Objective:
Make an exact copy of all the entries below, with the pictures left out.

Collected data entries:
■ ■ ■ ■ ■ ■ ■
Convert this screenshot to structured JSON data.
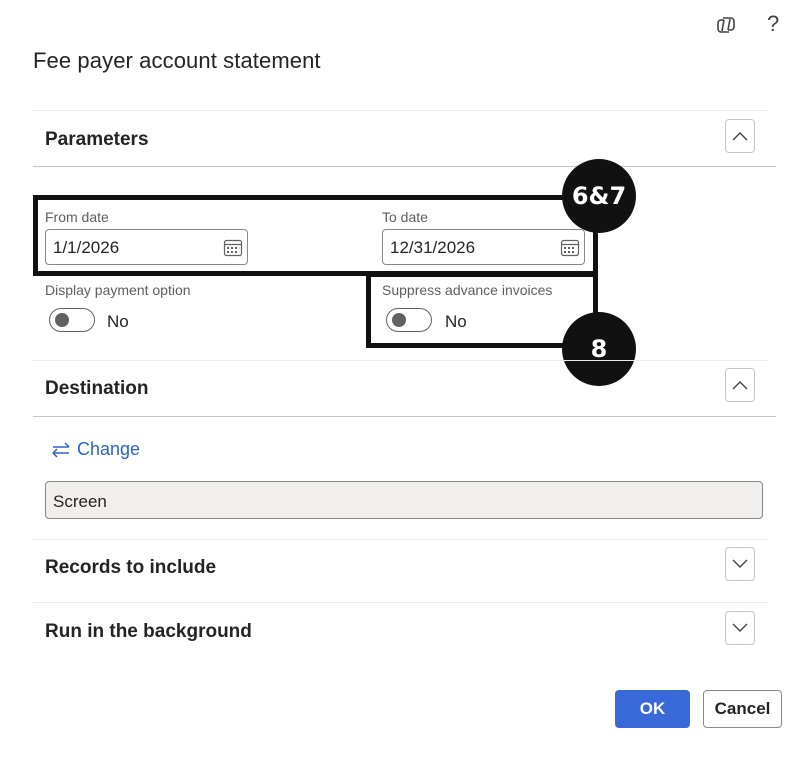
{
  "header": {
    "copilot_icon": "copilot-icon",
    "help_label": "?",
    "title": "Fee payer account statement"
  },
  "parameters": {
    "title": "Parameters",
    "from_date_label": "From date",
    "from_date_value": "1/1/2026",
    "to_date_label": "To date",
    "to_date_value": "12/31/2026",
    "display_payment_label": "Display payment option",
    "display_payment_value": "No",
    "suppress_advance_label": "Suppress advance invoices",
    "suppress_advance_value": "No"
  },
  "callouts": {
    "dates_badge": "6&7",
    "suppress_badge": "8"
  },
  "destination": {
    "title": "Destination",
    "change_label": "Change",
    "value": "Screen"
  },
  "records": {
    "title": "Records to include"
  },
  "background": {
    "title": "Run in the background"
  },
  "footer": {
    "ok_label": "OK",
    "cancel_label": "Cancel"
  },
  "colors": {
    "accent": "#3968d8",
    "link": "#2d62c9",
    "callout": "#111111"
  }
}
■ ■ ■ ■ ■ ■ ■
The result:
Convert this screenshot to structured JSON data.
{
  "header": {
    "copilot_icon": "copilot-icon",
    "help_label": "?",
    "title": "Fee payer account statement"
  },
  "parameters": {
    "title": "Parameters",
    "from_date_label": "From date",
    "from_date_value": "1/1/2026",
    "to_date_label": "To date",
    "to_date_value": "12/31/2026",
    "display_payment_label": "Display payment option",
    "display_payment_value": "No",
    "suppress_advance_label": "Suppress advance invoices",
    "suppress_advance_value": "No"
  },
  "callouts": {
    "dates_badge": "6&7",
    "suppress_badge": "8"
  },
  "destination": {
    "title": "Destination",
    "change_label": "Change",
    "value": "Screen"
  },
  "records": {
    "title": "Records to include"
  },
  "background": {
    "title": "Run in the background"
  },
  "footer": {
    "ok_label": "OK",
    "cancel_label": "Cancel"
  },
  "colors": {
    "accent": "#3968d8",
    "link": "#2d62c9",
    "callout": "#111111"
  }
}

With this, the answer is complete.